■ **QUESTIONS ON THE MATERIAL**
A – Decide whether each statement below agrees with the blog post about writing performance objectives. Answer yes or no for (i), (ii) and (iii), and quote the deciding words of the post. (i) The writer attended college from 1979 to 1983, more or less. (ii) The writer worked with Lucas as a student teacher two years ago. (iii) The writer shared Lucas's time with the teacher across the hall.
B – Copy the passage of the blog post about writing performance objectives that starts with "So this year, last" and goes on through "things were presented...".
C – Carry on the blog post about writing performance objectives from the point where it stops.

[SOURCE DOCUMENT Boundary: Start]

And can I just say how much I love Pandora? A station of all Brazilian? Or all instrumental Bluegrass? Or all Palestrina? ALL Palestrina!? Quoting Louis Armstrong, "If it sounds good, it is good."

Monday, October 19, 2009

Objectivity

The reading for this week deals with writing performance objectives. As I was reading through, I was thinking back to college (1979-83, more or less) and trying to dredge up any of this instruction. I mean, someplace back there, someone must have talked to us about it. Three different contents, a bunch of student teaching, a bunch of time spent directing, pedagogy classes, and the education classes... someone must have talked about them. Someone must have evaluated the ones that I wrote. But all I recall is lesson plans. Yes, there is that objective that was written at the beginning of each, but I just can't remember it ever being a big part of what the evaluation was. Why is that? I was trying to think back through the student teachers who have worked with me, I can't come close to remembering them all, let alone names. Most recently, last year, Lucas. The guy across the hall and I split his time. So we spent a fair amount of time evaluating what was happening in his instruction. We saw the evaluations that his mentor from the U did with him. We spent a lot of time talking to him about his approach, dealing with students, getting around the room, refining his approach to content, narrowing is goals.... What is it about doing that and doing "this" that feels so different? Maybe it's just that we aren't to that section yet, but it feel like what happens is that you state the goal, start into the possible presentation, start refining as you go, and four lessons later, you are off of it for another year, trying to recall what worked, what was straight from hell, what context issues these were... the HAM/HAW assembly always shoots the day in glorious fashion... and then a year later, there is that first glaze lecture/demo again.

So this year, last couple of days, I sat down after spending the break trying to get caught up with the glaze prep, wrote it all out again, tried to consider if my goals were in line with my instruction, and if I really had a terminal goal for the day that was coherent with the instructional goal, and after doing all of that could see a big difference in the way that things were presented...

Jump to the other class, I'm looking at the small matrix with the smiley faces and the frowns... I don't feel very helpless. I keep changing things up every time I present, not really believing in perfection. Sometimes things work better, sometimes worse, sometimes the good is me, sometimes just a whole bunch of things that come together at the right time, sometimes Caesare just seems in the mood to be caught up so I get a break. Sometimes, reverse all of the last couple of sentences AND have Levon show up stoned...

[SOURCE DOCUMENT Boundary: End]
[INFORMATION SUPPLIED Boundary: Start]

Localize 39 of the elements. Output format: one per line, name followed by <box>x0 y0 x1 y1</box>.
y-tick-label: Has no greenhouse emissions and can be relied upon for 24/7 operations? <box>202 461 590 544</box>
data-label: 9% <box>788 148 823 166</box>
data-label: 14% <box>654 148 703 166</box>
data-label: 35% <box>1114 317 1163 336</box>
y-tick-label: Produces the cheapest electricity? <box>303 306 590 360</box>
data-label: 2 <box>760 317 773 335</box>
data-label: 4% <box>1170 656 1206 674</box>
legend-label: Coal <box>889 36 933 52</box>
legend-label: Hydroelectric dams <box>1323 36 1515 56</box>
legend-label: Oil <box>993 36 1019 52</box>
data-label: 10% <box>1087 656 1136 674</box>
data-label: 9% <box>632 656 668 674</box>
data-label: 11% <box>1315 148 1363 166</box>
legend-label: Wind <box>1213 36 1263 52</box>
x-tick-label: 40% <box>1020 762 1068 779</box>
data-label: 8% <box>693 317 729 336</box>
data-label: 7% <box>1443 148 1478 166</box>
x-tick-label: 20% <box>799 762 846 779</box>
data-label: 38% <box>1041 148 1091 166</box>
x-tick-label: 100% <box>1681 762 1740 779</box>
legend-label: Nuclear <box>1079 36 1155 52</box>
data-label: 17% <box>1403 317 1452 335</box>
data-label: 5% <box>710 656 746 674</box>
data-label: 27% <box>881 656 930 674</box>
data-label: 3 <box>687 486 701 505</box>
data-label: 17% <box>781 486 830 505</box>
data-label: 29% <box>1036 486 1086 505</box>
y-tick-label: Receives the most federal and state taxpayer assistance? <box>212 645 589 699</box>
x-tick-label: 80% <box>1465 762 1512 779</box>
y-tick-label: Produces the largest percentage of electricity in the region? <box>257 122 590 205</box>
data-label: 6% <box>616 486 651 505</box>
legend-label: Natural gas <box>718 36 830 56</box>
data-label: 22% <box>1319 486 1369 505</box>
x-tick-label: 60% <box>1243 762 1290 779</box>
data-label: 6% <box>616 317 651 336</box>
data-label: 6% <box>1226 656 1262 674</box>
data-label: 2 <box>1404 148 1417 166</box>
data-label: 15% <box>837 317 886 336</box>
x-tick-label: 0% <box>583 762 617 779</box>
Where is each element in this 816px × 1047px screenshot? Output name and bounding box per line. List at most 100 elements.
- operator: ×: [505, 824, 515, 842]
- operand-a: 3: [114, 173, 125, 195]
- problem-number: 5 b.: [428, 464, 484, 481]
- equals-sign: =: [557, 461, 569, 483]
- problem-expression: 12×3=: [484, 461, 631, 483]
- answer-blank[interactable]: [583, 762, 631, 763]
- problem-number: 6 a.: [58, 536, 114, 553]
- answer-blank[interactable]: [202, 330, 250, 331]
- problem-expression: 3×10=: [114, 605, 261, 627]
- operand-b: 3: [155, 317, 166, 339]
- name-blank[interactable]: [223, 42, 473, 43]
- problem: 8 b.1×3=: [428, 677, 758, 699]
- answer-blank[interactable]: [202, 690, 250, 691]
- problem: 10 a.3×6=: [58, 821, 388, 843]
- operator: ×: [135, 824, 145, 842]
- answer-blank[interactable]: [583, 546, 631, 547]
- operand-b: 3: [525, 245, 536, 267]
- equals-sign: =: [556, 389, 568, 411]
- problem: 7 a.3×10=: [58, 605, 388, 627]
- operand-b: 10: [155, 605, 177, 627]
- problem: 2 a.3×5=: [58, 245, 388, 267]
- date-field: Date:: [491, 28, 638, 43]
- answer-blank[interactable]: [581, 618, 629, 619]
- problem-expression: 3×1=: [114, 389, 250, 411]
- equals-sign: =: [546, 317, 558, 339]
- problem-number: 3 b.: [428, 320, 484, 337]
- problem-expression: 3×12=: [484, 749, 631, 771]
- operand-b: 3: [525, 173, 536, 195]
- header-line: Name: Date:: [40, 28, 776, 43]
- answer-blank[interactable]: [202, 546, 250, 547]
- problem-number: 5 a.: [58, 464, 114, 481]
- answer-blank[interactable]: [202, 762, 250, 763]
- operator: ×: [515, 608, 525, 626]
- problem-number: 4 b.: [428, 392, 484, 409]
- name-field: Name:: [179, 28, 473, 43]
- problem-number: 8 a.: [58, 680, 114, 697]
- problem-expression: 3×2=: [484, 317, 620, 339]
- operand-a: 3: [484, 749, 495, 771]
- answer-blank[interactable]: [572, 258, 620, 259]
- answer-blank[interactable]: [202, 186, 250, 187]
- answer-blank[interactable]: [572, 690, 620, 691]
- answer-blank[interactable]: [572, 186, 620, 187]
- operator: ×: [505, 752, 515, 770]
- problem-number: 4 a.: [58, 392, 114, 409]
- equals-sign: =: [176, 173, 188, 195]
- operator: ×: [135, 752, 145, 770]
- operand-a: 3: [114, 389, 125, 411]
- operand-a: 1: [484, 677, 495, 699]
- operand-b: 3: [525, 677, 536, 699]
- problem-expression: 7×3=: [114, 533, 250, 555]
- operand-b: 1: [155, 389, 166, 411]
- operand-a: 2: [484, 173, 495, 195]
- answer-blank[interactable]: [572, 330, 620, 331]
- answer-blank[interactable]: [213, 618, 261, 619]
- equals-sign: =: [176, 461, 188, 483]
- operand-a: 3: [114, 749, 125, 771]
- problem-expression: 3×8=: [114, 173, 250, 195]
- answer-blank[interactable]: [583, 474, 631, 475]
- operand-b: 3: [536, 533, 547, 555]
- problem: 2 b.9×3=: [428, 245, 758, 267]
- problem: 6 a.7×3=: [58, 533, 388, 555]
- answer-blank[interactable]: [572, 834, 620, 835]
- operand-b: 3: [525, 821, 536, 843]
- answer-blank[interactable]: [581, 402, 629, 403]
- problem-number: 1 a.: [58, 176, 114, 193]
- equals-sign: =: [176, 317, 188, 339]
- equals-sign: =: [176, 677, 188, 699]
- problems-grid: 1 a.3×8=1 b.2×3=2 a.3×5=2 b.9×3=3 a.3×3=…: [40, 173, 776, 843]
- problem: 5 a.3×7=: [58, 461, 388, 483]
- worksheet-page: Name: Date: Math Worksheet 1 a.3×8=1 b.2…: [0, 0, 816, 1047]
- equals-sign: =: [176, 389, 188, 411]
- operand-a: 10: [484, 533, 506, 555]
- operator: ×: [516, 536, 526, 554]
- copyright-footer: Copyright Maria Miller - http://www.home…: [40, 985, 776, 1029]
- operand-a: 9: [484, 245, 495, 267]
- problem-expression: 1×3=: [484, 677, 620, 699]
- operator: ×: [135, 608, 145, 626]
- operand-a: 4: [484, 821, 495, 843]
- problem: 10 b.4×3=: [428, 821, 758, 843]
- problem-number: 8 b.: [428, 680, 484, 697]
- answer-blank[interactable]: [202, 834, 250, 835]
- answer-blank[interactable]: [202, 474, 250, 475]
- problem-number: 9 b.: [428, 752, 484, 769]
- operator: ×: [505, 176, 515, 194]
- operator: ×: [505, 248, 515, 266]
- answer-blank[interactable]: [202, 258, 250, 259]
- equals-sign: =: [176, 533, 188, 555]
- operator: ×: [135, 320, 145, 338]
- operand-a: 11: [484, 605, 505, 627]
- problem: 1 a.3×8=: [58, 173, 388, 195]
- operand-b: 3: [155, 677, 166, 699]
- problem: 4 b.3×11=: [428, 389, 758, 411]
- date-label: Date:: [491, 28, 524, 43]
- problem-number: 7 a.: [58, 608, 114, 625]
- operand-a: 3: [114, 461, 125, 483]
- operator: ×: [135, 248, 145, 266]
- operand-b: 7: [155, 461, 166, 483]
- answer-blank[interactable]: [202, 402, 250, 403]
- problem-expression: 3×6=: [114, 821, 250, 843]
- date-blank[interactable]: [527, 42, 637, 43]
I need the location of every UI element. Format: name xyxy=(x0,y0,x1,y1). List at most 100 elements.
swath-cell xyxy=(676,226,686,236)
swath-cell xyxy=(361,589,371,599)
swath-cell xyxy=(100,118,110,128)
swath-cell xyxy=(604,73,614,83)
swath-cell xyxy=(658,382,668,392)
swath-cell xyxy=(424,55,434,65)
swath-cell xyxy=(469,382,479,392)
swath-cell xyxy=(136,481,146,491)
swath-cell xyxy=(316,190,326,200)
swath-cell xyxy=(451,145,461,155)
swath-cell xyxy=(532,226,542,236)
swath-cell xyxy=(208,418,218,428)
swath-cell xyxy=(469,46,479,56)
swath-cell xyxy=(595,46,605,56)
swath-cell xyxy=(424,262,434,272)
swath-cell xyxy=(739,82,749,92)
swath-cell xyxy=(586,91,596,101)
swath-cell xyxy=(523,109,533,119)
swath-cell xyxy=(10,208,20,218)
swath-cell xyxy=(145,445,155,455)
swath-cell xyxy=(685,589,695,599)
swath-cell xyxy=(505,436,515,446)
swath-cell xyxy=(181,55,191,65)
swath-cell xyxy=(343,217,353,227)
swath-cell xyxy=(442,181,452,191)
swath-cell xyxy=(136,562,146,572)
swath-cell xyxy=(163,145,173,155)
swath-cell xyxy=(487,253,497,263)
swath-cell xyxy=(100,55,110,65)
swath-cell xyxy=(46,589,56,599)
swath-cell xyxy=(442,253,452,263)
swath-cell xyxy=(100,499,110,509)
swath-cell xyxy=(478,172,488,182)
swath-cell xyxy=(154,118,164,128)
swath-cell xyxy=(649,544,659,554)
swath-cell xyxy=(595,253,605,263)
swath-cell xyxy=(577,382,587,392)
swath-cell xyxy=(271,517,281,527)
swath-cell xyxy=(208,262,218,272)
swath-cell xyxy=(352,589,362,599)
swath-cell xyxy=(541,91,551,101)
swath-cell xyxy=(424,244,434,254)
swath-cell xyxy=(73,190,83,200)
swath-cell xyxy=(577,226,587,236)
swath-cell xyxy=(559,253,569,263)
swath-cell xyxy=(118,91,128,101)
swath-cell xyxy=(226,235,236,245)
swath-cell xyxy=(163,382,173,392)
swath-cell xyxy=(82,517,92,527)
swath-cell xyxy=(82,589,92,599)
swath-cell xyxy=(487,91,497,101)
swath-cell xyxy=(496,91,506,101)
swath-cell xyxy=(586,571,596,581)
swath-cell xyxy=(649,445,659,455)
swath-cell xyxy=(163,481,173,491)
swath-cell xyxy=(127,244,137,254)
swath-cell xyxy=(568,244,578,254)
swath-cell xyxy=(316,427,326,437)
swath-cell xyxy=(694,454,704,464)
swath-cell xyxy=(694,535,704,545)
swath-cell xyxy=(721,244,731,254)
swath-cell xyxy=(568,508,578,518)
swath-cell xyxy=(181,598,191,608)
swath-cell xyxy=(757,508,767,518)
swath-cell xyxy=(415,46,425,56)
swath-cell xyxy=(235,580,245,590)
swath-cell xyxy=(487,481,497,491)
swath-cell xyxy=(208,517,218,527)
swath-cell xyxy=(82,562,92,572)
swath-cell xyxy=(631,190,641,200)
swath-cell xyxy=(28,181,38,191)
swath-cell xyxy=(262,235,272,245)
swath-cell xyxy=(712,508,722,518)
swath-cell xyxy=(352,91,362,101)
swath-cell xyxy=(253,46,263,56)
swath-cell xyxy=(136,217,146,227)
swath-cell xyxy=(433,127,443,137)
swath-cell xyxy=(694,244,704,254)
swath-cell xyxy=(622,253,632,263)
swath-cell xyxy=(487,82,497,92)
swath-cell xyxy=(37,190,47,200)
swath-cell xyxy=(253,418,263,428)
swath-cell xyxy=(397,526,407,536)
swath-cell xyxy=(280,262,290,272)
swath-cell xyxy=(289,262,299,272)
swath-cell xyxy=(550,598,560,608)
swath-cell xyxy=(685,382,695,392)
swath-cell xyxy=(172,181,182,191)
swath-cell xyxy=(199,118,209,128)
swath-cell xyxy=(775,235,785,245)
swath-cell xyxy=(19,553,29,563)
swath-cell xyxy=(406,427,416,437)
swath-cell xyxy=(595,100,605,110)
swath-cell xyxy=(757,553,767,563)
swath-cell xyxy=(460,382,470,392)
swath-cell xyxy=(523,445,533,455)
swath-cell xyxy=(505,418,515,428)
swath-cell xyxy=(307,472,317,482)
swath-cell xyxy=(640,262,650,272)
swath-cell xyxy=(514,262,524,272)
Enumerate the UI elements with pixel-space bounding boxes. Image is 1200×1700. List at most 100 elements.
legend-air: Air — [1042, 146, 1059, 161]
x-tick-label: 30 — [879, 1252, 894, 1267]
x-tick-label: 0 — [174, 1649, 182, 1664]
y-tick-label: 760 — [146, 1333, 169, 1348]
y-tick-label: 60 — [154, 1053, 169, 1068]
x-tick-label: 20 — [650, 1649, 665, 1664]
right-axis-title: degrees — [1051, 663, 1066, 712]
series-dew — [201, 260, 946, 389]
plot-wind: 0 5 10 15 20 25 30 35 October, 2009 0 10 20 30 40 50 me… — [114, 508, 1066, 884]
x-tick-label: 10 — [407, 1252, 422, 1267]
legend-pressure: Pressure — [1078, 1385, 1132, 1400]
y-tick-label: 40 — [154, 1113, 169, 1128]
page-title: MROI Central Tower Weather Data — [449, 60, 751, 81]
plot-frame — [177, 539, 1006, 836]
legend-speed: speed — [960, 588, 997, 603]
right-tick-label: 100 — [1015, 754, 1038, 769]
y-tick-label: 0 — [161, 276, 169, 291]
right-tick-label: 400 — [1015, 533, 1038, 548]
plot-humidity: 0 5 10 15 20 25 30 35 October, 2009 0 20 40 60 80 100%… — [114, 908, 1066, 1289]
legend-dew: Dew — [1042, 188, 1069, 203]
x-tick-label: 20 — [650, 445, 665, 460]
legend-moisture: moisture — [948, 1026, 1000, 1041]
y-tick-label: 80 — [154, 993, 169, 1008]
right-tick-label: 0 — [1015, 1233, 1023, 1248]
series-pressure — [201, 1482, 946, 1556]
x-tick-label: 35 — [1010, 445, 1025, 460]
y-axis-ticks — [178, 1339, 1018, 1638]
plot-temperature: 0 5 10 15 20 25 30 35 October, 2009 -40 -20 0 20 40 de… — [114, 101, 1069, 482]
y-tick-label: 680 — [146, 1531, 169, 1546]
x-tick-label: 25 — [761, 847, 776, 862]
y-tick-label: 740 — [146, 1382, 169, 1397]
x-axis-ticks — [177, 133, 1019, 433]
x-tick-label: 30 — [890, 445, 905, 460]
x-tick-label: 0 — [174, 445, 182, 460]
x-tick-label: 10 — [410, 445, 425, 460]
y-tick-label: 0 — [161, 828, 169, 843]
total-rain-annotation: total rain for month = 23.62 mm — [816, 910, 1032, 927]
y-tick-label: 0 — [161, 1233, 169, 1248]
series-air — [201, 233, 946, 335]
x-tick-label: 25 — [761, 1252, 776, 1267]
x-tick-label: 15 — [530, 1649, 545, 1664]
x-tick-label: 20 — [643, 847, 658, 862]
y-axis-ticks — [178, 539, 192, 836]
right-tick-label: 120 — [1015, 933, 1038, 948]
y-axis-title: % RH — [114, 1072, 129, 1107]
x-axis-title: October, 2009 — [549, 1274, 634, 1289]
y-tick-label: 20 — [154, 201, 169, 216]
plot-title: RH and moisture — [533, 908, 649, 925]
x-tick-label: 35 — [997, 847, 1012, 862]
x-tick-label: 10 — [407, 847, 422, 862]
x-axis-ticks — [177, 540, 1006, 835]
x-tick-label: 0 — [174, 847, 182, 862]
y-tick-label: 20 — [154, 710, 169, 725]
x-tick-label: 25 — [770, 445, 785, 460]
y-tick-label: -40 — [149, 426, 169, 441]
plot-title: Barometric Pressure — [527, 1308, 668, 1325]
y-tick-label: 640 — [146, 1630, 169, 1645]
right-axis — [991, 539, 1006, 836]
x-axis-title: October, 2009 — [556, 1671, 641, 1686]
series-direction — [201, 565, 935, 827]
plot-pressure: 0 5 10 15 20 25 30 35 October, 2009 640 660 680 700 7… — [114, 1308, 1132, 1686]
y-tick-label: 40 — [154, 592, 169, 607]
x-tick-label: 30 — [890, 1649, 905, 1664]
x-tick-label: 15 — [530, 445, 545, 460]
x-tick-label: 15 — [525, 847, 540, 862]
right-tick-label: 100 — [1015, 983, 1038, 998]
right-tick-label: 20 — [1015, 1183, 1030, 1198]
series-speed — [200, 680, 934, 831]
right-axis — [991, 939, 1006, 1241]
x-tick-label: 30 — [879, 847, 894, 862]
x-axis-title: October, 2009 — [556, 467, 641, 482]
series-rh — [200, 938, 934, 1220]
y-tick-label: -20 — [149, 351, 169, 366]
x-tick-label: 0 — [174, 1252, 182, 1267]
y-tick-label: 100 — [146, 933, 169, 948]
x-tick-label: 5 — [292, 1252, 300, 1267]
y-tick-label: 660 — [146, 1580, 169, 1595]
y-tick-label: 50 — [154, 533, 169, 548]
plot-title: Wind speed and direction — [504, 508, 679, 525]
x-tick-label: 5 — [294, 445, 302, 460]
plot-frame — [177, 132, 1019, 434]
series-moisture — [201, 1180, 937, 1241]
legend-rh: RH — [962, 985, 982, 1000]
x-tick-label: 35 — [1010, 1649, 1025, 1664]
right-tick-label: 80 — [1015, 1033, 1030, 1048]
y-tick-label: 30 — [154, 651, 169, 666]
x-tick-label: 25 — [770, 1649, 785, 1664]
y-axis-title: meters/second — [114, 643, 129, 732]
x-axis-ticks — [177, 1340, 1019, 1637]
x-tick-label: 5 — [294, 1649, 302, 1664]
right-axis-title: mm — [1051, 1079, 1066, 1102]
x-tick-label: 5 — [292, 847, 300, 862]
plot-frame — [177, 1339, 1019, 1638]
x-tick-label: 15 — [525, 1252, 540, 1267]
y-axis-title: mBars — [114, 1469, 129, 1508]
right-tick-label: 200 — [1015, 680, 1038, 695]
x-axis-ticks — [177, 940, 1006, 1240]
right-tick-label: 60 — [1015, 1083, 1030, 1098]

[INFORMATION SUPPLIED Boundary: End]

■ **ANSWERS BELOW**
A –
(i) Yes: "(1979-83, more or less)"
(ii) No: "Most recently, last year, Lucas."
(iii) Yes: "The guy across the hall and I split his time."

B –
So this year, last couple of days, I sat down after spending the break trying to get caught up with the glaze prep, wrote it all out again, tried to consider if my goals were in line with my instruction, and if I really had a terminal goal for the day that was coherent with the instructional goal, and after doing all of that could see a big difference in the way that things were presented...

C –
I got stuck on a committee at the district once looking at... who could remember what... data driven reform, or something like that. I asked a question of the guru that was presenting, not having any statistical background. How many variables can you throw into something you are trying to measure before you can't really call the results reliable? What did he say? Was it 7 or 8? As I sit here thinking about this whole thing, when is a day that I can control for that few a number of variables?

And still, I don't feel quite helpless, but not exactly in control either.

Can we all be free and self-efficacious and in the same classroom at the same time if our goals are all different? Can you write an objective that takes that all into consideration? "Given a class of thirty-eight students with different levels of English, different levels of creativity, different levels of sobriety, different levels of interest, different goals about grades, different social desires, different levels of..."

Any Spike Jones fans out there? "As (this post) sinks slowly in the the West, we approach the island of Lulu, spelled backwards, Ulul."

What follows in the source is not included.